**REQUIRED WORK:** From the data that follows, copy every line holding the string "Class".

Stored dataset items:
□ □ □

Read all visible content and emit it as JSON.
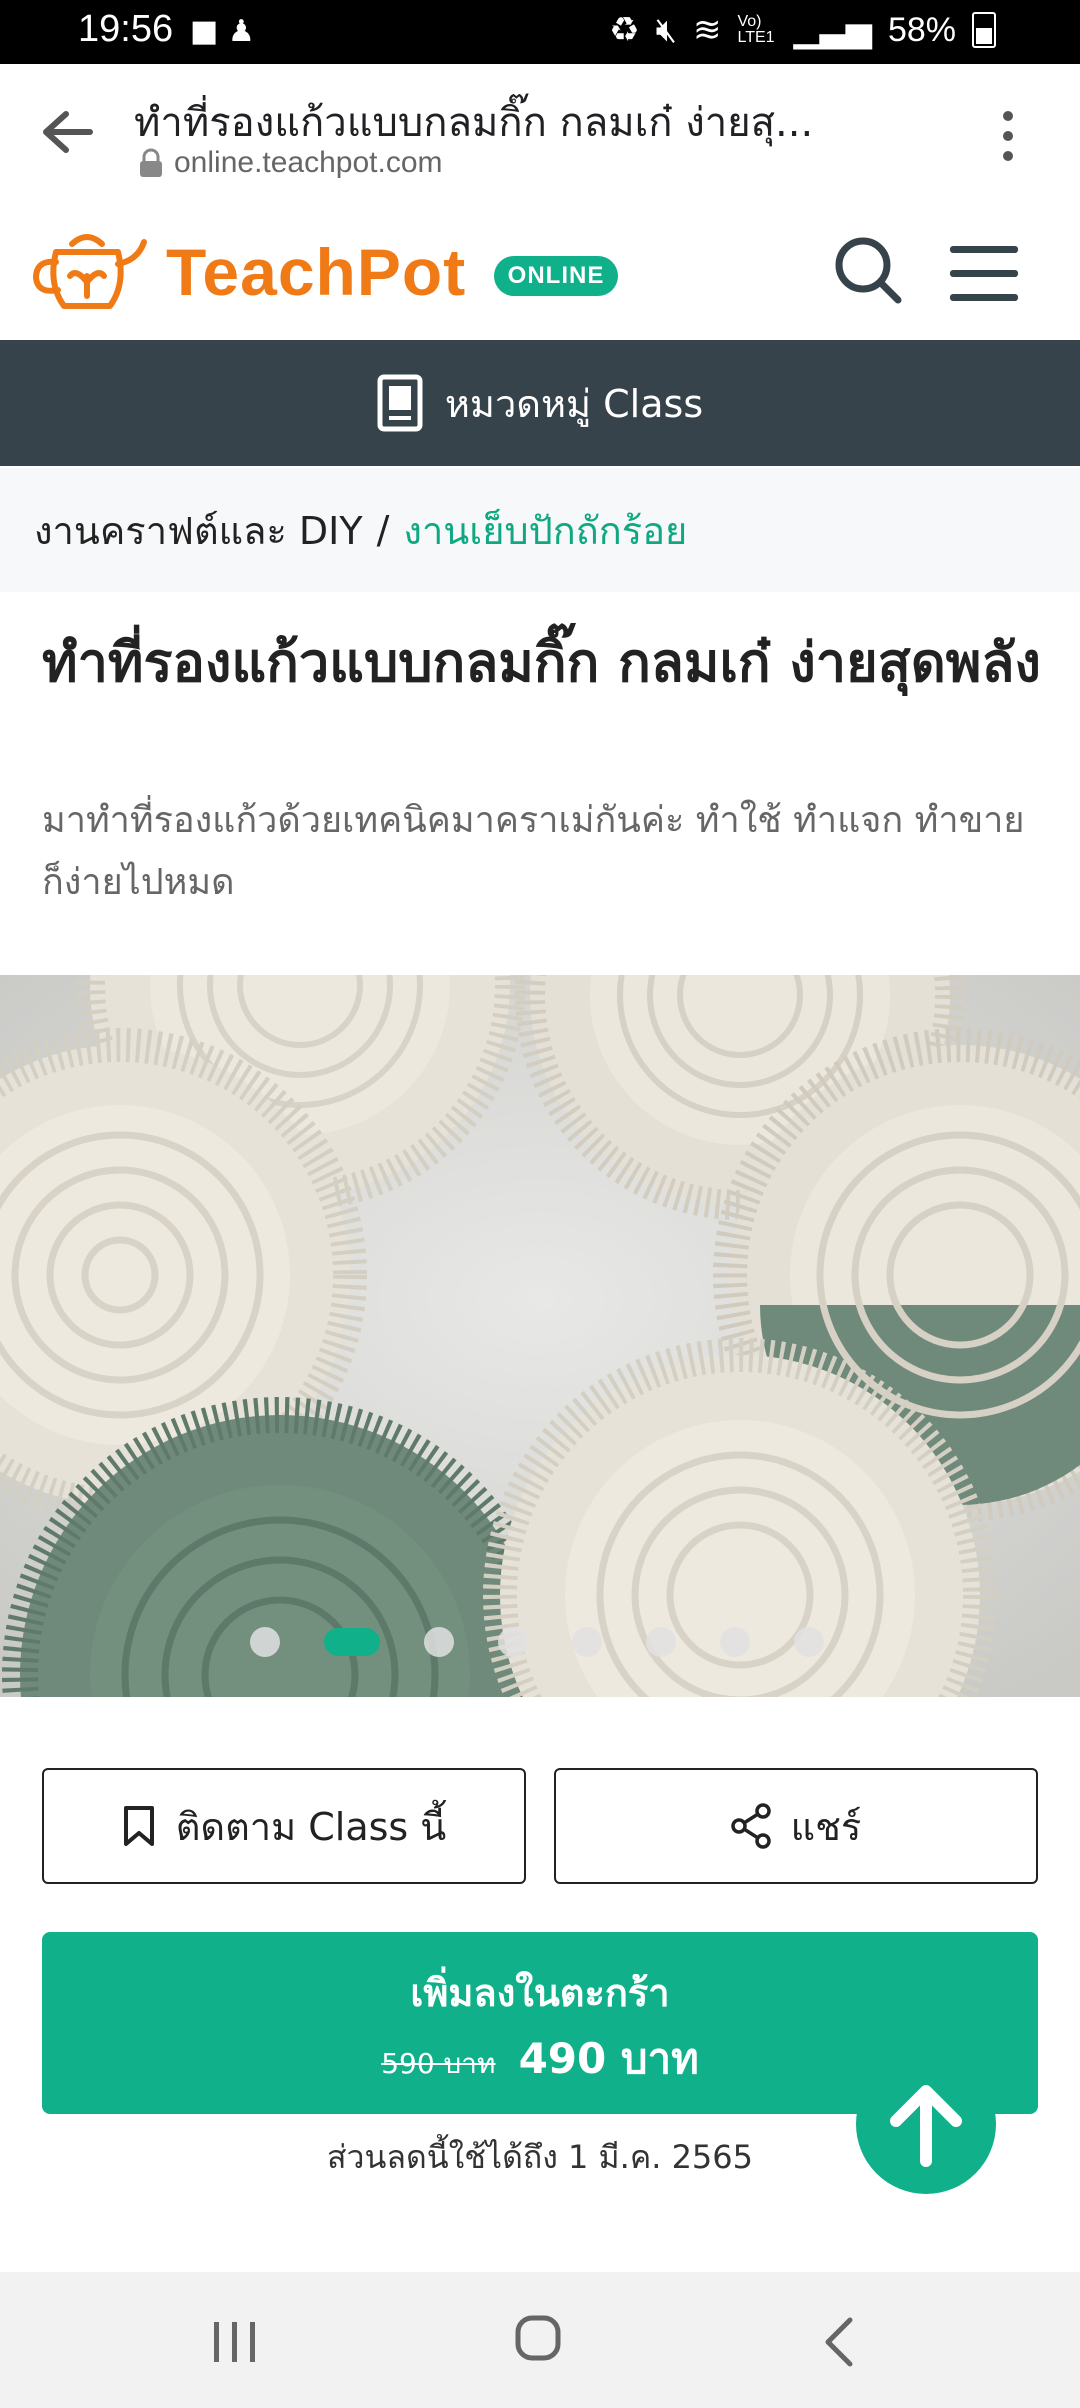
{
  "status_bar": {
    "time": "19:56",
    "battery": "58%",
    "network_label": "Vo) LTE1"
  },
  "browser": {
    "page_title": "ทำที่รองแก้วแบบกลมกิ๊ก กลมเก๋ ง่ายสุ...",
    "url": "online.teachpot.com"
  },
  "site": {
    "logo_text": "TeachPot",
    "logo_badge": "ONLINE",
    "brand_color": "#f07b16",
    "accent_color": "#10b08a"
  },
  "category_bar": {
    "label": "หมวดหมู่ Class"
  },
  "breadcrumb": {
    "items": [
      "งานคราฟต์และ DIY",
      "งานเย็บปักถักร้อย"
    ],
    "separator": "/"
  },
  "course": {
    "title": "ทำที่รองแก้วแบบกลมกิ๊ก กลมเก๋ ง่ายสุดพลัง",
    "subtitle": "มาทำที่รองแก้วด้วยเทคนิคมาคราเม่กันค่ะ ทำใช้ ทำแจก ทำขาย ก็ง่ายไปหมด"
  },
  "gallery": {
    "total_slides": 8,
    "active_index": 1
  },
  "actions": {
    "follow_label": "ติดตาม Class นี้",
    "share_label": "แชร์",
    "cart_label": "เพิ่มลงในตะกร้า",
    "old_price": "590 บาท",
    "new_price": "490 บาท",
    "discount_note": "ส่วนลดนี้ใช้ได้ถึง 1 มี.ค. 2565"
  },
  "icons": {
    "back": "arrow-left-icon",
    "lock": "lock-icon",
    "more": "kebab-icon",
    "search": "search-icon",
    "menu": "hamburger-icon",
    "category": "book-icon",
    "bookmark": "bookmark-icon",
    "share": "share-icon",
    "scroll_top": "arrow-up-icon"
  }
}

□ □ □

**CORRECT RESULT:**
    "label": "หมวดหมู่ Class"
    "follow_label": "ติดตาม Class นี้",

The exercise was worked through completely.